# [SET PROBLEM]
For each line that holds "title", copy the line out.

[Data items]
————————

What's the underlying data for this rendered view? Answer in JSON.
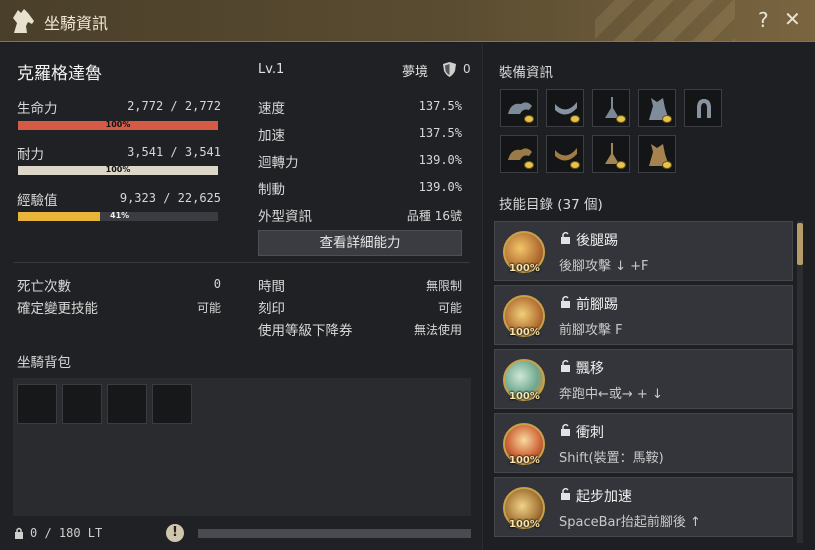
{
  "window": {
    "title": "坐騎資訊",
    "help": "?",
    "close": "✕"
  },
  "mount": {
    "name": "克羅格達魯",
    "level": "Lv.1",
    "dream_label": "夢境",
    "dream_value": "0"
  },
  "vitals": {
    "hp": {
      "label": "生命力",
      "value": "2,772 / 2,772",
      "percent": "100%",
      "fraction": 1.0,
      "color": "#d65a45"
    },
    "stamina": {
      "label": "耐力",
      "value": "3,541 / 3,541",
      "percent": "100%",
      "fraction": 1.0,
      "color": "#dcd7c8"
    },
    "exp": {
      "label": "經驗值",
      "value": "9,323 / 22,625",
      "percent": "41%",
      "fraction": 0.41,
      "color": "#e8b43a"
    }
  },
  "attributes": [
    {
      "label": "速度",
      "value": "137.5%"
    },
    {
      "label": "加速",
      "value": "137.5%"
    },
    {
      "label": "迴轉力",
      "value": "139.0%"
    },
    {
      "label": "制動",
      "value": "139.0%"
    },
    {
      "label": "外型資訊",
      "value": "品種 16號"
    }
  ],
  "detail_button": "查看詳細能力",
  "misc_left": [
    {
      "label": "死亡次數",
      "value": "0"
    },
    {
      "label": "確定變更技能",
      "value": "可能"
    }
  ],
  "misc_right": [
    {
      "label": "時間",
      "value": "無限制"
    },
    {
      "label": "刻印",
      "value": "可能"
    },
    {
      "label": "使用等級下降券",
      "value": "無法使用"
    }
  ],
  "bag": {
    "title": "坐騎背包",
    "weight": "0 / 180 LT",
    "warning_icon": "!"
  },
  "equipment": {
    "title": "裝備資訊",
    "row1": [
      "barding-icon",
      "saddle-icon",
      "stirrups-icon",
      "champron-icon",
      "horseshoe-icon"
    ],
    "row2": [
      "barding-icon",
      "saddle-icon",
      "stirrups-icon",
      "champron-icon"
    ]
  },
  "skills": {
    "title": "技能目錄 (37 個)",
    "items": [
      {
        "name": "後腿踢",
        "key": "後腳攻擊 ↓ +F",
        "mastery": "100%",
        "icon": "kick-icon"
      },
      {
        "name": "前腳踢",
        "key": "前腳攻擊 F",
        "mastery": "100%",
        "icon": "front-kick-icon"
      },
      {
        "name": "飄移",
        "key": "奔跑中←或→ + ↓",
        "mastery": "100%",
        "icon": "drift-icon"
      },
      {
        "name": "衝刺",
        "key": "Shift(裝置：馬鞍)",
        "mastery": "100%",
        "icon": "sprint-icon"
      },
      {
        "name": "起步加速",
        "key": "SpaceBar抬起前腳後 ↑",
        "mastery": "100%",
        "icon": "start-accel-icon"
      }
    ]
  },
  "colors": {
    "accent": "#c9a24a",
    "hp": "#d65a45",
    "exp": "#e8b43a"
  }
}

————————

# [WRITTEN SOLUTION]
    "title": "坐騎資訊",
    "title": "坐騎背包",
    "title": "裝備資訊",
    "title": "技能目錄 (37 個)",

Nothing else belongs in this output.